__Directions__
The full set of records must be printed exactly as given.

__Data to use__
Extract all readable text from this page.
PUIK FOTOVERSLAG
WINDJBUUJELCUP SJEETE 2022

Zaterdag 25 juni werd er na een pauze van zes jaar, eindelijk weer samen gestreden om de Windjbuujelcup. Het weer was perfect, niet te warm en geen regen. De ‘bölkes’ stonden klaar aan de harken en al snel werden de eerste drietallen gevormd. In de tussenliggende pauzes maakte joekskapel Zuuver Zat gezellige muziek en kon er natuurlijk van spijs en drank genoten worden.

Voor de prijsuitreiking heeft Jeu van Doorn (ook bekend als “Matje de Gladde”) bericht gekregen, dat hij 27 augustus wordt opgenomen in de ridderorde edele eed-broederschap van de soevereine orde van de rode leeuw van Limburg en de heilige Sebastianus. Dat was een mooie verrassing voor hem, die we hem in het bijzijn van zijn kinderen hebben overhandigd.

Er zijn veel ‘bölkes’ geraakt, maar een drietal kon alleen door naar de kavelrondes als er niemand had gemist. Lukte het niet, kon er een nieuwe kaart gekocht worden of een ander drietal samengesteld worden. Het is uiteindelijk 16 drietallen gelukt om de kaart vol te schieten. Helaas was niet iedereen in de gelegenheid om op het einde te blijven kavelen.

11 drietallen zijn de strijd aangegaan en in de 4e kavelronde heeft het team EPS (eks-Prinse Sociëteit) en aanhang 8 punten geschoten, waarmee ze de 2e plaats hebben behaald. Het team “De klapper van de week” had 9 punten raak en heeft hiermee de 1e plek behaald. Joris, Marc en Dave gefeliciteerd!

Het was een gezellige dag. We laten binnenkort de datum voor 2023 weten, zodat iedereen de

__Written response__
Extract all readable text from this page.
PUIK FOTOVERSLAG
WINDJBUUJELCUP SJEETE 2022

Zaterdag 25 juni werd er na een pauze van zes jaar, eindelijk weer samen gestreden om de Windjbuujelcup. Het weer was perfect, niet te warm en geen regen. De ‘bölkes’ stonden klaar aan de harken en al snel werden de eerste drietallen gevormd. In de tussenliggende pauzes maakte joekskapel Zuuver Zat gezellige muziek en kon er natuurlijk van spijs en drank genoten worden.

Voor de prijsuitreiking heeft Jeu van Doorn (ook bekend als “Matje de Gladde”) bericht gekregen, dat hij 27 augustus wordt opgenomen in de ridderorde edele eed-broederschap van de soevereine orde van de rode leeuw van Limburg en de heilige Sebastianus. Dat was een mooie verrassing voor hem, die we hem in het bijzijn van zijn kinderen hebben overhandigd.

Er zijn veel ‘bölkes’ geraakt, maar een drietal kon alleen door naar de kavelrondes als er niemand had gemist. Lukte het niet, kon er een nieuwe kaart gekocht worden of een ander drietal samengesteld worden. Het is uiteindelijk 16 drietallen gelukt om de kaart vol te schieten. Helaas was niet iedereen in de gelegenheid om op het einde te blijven kavelen.

11 drietallen zijn de strijd aangegaan en in de 4e kavelronde heeft het team EPS (eks-Prinse Sociëteit) en aanhang 8 punten geschoten, waarmee ze de 2e plaats hebben behaald. Het team “De klapper van de week” had 9 punten raak en heeft hiermee de 1e plek behaald. Joris, Marc en Dave gefeliciteerd!

Het was een gezellige dag. We laten binnenkort de datum voor 2023 weten, zodat iedereen de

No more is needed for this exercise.